▸ **Material**
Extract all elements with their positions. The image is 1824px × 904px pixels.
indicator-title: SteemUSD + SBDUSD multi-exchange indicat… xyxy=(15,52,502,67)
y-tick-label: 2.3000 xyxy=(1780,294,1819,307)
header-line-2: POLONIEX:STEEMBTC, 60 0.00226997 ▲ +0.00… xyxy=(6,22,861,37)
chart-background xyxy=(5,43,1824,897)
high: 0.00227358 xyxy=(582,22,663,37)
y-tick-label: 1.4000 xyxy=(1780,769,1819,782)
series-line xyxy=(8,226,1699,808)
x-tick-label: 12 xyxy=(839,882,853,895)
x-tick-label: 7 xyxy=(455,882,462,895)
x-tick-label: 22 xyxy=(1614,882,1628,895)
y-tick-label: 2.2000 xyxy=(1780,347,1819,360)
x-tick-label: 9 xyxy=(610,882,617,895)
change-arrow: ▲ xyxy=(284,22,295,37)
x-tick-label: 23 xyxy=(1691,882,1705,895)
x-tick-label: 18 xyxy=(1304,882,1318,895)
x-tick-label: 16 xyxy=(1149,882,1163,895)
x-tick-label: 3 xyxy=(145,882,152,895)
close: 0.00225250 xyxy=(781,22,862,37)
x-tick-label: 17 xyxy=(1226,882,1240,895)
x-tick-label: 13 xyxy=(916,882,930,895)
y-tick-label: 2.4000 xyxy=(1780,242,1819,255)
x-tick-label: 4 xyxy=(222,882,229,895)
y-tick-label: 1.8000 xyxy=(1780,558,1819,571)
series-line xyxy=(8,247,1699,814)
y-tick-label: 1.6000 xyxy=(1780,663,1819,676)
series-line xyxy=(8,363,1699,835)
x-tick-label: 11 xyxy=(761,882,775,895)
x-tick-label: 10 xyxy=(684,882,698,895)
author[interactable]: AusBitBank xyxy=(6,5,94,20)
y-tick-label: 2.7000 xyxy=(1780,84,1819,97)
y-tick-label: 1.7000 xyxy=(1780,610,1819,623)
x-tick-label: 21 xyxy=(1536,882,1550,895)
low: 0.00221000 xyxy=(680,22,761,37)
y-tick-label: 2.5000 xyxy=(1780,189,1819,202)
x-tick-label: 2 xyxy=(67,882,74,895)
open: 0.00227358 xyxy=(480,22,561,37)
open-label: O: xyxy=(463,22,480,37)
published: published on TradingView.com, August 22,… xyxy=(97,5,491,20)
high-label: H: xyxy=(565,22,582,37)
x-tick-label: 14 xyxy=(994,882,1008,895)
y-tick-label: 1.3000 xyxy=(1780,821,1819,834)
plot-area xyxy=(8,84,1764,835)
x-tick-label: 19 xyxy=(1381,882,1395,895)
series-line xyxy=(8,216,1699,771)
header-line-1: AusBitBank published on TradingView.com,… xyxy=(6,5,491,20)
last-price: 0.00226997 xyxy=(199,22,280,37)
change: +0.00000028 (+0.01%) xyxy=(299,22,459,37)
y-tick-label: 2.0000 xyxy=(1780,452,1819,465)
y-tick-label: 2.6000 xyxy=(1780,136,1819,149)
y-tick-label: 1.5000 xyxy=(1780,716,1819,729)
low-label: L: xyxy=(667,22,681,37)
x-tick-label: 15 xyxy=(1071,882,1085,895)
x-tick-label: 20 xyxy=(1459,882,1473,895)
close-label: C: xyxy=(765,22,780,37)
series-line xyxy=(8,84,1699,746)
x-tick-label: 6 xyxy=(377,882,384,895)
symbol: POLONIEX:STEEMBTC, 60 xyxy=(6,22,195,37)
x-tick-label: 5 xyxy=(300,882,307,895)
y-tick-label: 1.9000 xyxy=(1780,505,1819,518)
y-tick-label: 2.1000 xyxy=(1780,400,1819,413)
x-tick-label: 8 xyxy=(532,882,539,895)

▸ **The task**
Recast the entries as a Markdown table with the columns Row and Line, starting at the beginning of the entries and going on through the line containing "x-tick-label: 23 xyxy=(1691,882,1705,895)". Number each row and leave out any blank lines.

▸ **Worked answer**
| Row | Line |
|---|---|
| 1 | Extract all elements with their positions. The image is 1824px × 904px pixels. |
| 2 | indicator-title: SteemUSD + SBDUSD multi-exchange indicat… xyxy=(15,52,502,67) |
| 3 | y-tick-label: 2.3000 xyxy=(1780,294,1819,307) |
| 4 | header-line-2: POLONIEX:STEEMBTC, 60 0.00226997 ▲ +0.00… xyxy=(6,22,861,37) |
| 5 | chart-background xyxy=(5,43,1824,897) |
| 6 | high: 0.00227358 xyxy=(582,22,663,37) |
| 7 | y-tick-label: 1.4000 xyxy=(1780,769,1819,782) |
| 8 | series-line xyxy=(8,226,1699,808) |
| 9 | x-tick-label: 12 xyxy=(839,882,853,895) |
| 10 | x-tick-label: 7 xyxy=(455,882,462,895) |
| 11 | x-tick-label: 22 xyxy=(1614,882,1628,895) |
| 12 | y-tick-label: 2.2000 xyxy=(1780,347,1819,360) |
| 13 | x-tick-label: 9 xyxy=(610,882,617,895) |
| 14 | change-arrow: ▲ xyxy=(284,22,295,37) |
| 15 | x-tick-label: 23 xyxy=(1691,882,1705,895) |